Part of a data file

━━━━━━━━━━━━━━━━

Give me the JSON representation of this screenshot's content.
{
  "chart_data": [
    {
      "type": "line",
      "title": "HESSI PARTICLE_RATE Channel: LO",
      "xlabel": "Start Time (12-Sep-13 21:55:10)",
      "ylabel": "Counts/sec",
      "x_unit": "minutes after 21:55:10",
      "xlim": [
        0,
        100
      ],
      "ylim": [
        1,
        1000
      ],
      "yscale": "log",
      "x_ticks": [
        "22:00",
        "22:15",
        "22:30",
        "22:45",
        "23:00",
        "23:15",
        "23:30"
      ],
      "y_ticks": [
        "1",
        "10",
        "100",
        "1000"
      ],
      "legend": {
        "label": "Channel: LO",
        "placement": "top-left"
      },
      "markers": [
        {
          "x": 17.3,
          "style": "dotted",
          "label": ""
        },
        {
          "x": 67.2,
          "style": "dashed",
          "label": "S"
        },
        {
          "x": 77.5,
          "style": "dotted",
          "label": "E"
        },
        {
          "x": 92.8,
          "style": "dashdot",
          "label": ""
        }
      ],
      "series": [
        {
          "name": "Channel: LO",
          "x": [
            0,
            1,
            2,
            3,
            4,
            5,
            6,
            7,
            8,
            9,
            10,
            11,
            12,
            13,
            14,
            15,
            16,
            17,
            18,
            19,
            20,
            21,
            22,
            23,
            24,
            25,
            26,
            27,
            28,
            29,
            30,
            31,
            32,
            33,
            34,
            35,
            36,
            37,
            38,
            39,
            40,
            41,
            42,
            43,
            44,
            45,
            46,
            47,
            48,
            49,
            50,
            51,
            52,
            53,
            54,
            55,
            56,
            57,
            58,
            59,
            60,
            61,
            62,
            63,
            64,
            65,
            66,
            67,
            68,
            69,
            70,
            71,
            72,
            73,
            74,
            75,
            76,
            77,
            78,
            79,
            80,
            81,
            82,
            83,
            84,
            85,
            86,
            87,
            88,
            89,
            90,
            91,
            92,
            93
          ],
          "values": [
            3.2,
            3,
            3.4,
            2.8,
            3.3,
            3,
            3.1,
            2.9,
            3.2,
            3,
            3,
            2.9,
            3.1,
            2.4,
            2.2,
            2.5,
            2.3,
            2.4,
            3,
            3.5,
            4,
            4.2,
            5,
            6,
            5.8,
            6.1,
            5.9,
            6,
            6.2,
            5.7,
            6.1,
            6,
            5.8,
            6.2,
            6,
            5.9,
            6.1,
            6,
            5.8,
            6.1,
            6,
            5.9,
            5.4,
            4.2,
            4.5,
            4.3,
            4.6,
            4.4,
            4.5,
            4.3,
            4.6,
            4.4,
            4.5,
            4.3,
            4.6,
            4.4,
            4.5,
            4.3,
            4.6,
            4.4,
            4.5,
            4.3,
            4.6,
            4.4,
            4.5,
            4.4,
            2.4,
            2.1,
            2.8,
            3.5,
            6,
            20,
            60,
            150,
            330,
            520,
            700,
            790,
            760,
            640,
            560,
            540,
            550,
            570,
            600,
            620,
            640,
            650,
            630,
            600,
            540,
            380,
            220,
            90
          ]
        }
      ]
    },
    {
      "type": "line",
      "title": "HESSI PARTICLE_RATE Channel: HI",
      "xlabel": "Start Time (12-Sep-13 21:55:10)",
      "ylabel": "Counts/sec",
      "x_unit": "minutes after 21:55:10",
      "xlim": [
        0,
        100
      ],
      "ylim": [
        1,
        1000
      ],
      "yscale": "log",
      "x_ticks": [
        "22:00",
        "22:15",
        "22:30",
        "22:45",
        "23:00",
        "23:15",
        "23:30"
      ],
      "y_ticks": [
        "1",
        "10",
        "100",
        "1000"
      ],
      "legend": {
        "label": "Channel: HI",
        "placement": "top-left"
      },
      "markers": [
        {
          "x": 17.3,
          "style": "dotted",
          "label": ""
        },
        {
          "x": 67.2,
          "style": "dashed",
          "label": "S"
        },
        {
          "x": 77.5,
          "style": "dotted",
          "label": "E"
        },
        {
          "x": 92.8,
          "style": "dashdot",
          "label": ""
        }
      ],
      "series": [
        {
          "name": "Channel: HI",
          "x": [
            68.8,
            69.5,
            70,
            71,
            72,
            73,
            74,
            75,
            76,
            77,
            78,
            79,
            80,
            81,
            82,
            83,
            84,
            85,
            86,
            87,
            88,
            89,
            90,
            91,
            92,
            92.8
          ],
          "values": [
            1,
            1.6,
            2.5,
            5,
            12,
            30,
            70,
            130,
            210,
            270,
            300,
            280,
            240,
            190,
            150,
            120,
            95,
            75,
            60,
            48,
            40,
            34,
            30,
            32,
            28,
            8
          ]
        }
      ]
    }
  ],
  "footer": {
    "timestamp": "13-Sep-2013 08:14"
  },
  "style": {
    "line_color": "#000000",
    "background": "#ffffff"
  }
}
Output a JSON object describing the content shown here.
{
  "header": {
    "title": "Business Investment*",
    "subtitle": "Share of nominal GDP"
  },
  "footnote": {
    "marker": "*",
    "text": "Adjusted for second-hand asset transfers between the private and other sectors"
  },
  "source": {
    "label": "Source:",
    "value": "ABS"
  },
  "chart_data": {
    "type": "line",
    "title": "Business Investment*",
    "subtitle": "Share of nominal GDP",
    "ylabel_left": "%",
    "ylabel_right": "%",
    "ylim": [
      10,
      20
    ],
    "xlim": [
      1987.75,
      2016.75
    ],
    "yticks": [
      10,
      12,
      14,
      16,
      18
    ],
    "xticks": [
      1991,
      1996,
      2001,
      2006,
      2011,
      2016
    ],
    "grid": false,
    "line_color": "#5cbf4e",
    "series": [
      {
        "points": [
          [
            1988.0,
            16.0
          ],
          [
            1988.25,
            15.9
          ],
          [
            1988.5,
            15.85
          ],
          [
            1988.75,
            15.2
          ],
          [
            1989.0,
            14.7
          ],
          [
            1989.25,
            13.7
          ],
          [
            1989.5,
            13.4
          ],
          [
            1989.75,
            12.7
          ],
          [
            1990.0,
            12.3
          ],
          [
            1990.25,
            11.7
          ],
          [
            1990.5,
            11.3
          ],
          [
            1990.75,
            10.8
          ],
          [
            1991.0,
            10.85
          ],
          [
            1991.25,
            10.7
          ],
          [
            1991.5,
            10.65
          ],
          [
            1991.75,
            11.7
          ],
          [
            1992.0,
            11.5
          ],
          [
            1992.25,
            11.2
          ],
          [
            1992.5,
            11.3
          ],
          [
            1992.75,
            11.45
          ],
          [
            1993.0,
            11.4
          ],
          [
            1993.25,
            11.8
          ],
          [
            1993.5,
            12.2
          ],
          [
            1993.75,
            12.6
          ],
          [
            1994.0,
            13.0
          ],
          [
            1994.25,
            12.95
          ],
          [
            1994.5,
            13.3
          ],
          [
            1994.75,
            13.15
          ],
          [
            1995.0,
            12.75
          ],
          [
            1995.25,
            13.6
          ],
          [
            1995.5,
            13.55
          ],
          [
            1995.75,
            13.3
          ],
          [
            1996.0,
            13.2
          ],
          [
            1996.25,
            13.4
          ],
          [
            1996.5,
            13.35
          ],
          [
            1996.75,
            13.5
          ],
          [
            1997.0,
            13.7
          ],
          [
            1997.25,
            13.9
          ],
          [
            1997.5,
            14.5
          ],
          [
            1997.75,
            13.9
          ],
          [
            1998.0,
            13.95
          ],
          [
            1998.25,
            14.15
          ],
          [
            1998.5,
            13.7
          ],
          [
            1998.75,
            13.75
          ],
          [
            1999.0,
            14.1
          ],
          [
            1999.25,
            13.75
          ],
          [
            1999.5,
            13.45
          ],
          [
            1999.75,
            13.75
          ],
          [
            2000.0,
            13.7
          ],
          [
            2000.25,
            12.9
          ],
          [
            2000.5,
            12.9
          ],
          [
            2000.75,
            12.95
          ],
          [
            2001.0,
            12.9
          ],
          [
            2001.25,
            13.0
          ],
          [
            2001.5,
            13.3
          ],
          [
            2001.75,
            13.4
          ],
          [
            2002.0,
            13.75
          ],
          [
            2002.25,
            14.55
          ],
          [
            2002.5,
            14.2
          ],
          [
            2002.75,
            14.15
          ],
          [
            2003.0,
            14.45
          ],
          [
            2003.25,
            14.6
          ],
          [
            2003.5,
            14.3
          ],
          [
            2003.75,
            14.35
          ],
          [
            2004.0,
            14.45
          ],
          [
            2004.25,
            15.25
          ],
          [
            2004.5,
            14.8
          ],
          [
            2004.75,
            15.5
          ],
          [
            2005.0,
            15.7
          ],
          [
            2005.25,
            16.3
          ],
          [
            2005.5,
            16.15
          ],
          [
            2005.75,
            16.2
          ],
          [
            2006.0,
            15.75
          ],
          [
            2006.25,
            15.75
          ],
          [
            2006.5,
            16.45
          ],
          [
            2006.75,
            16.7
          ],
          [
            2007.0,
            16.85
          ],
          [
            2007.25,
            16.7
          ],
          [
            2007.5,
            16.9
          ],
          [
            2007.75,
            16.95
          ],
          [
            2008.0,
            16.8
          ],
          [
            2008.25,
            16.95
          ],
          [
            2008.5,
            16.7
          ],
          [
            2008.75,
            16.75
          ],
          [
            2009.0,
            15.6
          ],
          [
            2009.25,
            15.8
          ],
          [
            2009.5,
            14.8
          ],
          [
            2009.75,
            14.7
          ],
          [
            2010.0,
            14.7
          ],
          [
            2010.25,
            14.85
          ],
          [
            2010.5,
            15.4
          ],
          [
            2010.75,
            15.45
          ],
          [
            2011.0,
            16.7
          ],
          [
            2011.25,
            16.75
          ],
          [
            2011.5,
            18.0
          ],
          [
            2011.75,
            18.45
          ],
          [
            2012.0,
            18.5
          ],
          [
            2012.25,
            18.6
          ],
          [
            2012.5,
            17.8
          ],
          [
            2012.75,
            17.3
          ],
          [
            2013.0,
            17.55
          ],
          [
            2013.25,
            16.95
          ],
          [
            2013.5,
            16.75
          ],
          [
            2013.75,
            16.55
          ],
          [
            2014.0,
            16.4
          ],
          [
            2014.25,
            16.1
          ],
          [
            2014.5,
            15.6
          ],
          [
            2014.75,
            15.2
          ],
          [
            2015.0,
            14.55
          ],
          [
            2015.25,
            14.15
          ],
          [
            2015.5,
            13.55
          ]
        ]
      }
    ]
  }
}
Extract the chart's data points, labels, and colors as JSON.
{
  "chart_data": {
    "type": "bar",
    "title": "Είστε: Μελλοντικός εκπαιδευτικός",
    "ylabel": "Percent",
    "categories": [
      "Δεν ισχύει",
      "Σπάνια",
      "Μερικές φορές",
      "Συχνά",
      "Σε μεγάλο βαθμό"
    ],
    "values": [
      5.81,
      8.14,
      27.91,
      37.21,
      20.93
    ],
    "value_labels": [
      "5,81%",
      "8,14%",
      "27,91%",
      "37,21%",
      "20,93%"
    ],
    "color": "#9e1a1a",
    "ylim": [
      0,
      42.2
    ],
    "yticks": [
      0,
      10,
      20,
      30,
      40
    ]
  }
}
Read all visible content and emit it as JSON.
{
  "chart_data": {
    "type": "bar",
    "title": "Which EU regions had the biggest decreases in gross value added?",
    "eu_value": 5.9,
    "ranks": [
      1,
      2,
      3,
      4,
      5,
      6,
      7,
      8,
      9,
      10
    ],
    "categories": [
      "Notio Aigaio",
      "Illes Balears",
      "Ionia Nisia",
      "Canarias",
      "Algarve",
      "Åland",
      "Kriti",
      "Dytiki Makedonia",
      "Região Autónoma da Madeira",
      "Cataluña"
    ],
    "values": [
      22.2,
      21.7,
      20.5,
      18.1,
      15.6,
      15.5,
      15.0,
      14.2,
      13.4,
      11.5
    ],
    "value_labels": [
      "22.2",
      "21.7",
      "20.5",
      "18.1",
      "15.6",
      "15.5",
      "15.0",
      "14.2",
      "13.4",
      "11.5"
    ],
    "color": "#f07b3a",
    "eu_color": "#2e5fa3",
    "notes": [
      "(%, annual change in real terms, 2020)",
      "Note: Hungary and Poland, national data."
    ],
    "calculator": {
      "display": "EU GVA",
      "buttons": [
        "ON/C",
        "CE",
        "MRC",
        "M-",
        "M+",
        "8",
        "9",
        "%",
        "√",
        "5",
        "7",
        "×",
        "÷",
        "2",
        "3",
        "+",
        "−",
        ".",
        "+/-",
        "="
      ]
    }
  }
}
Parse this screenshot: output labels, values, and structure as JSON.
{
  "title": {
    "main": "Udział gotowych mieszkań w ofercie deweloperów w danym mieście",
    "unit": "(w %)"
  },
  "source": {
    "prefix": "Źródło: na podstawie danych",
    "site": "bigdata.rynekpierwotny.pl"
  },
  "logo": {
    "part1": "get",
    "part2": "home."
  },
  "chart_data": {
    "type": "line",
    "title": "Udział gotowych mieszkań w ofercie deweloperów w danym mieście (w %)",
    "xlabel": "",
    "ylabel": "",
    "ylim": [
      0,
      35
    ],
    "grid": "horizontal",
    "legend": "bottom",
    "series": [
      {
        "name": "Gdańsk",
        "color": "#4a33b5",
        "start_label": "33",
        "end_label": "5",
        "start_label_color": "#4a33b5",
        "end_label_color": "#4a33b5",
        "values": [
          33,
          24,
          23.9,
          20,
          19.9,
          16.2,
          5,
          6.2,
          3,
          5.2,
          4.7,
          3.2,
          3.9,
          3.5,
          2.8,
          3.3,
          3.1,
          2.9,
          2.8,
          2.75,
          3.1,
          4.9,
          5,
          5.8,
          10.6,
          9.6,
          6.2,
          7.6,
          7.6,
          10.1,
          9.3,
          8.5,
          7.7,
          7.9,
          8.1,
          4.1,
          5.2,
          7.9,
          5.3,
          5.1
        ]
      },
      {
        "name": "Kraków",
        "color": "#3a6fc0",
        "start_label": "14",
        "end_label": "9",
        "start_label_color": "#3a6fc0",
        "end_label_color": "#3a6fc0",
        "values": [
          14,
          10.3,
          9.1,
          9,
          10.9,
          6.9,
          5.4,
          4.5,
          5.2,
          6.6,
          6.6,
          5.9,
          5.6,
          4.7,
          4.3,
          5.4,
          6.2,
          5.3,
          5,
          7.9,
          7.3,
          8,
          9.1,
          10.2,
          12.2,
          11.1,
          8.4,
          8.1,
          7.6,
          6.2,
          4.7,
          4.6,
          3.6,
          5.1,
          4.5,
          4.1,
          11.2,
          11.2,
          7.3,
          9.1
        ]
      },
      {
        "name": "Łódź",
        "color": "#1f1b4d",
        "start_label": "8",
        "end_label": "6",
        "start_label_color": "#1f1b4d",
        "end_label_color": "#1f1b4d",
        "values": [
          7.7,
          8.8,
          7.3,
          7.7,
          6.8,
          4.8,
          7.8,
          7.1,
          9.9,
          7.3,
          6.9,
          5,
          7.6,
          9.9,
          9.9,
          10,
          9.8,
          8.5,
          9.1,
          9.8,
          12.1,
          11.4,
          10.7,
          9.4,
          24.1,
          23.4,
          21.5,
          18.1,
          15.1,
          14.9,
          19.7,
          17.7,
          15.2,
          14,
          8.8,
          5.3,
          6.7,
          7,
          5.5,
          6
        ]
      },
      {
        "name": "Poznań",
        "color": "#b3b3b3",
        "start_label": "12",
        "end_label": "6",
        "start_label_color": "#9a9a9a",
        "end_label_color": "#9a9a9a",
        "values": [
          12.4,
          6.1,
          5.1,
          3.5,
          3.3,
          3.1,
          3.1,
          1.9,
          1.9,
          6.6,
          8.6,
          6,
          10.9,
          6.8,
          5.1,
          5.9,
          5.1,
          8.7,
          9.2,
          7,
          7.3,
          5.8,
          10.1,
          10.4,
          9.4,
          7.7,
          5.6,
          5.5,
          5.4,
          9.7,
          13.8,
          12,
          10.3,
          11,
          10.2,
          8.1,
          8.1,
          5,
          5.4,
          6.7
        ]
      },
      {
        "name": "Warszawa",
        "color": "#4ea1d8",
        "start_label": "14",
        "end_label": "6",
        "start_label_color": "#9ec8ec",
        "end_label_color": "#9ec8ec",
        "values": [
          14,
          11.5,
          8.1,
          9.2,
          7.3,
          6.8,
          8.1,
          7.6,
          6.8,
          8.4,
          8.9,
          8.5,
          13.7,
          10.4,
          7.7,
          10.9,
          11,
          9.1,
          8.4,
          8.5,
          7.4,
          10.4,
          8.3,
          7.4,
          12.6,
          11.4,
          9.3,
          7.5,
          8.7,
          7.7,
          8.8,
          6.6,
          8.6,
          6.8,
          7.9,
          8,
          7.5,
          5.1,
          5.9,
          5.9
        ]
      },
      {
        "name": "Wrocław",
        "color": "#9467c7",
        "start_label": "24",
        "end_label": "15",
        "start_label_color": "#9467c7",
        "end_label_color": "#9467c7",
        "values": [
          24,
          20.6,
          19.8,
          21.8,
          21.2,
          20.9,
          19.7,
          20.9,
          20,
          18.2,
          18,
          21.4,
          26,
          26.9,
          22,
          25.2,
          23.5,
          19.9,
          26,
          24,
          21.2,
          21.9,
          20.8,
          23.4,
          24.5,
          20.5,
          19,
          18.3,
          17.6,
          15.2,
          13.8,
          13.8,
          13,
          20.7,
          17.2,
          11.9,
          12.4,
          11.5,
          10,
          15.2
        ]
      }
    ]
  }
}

━━━━━━━━━━━━━━━━

Copy every line of the data that holds the string "Udział".

◆ THE COMPLETED TASK:
    "main": "Udział gotowych mieszkań w ofercie deweloperów w danym mieście",
    "title": "Udział gotowych mieszkań w ofercie deweloperów w danym mieście (w %)",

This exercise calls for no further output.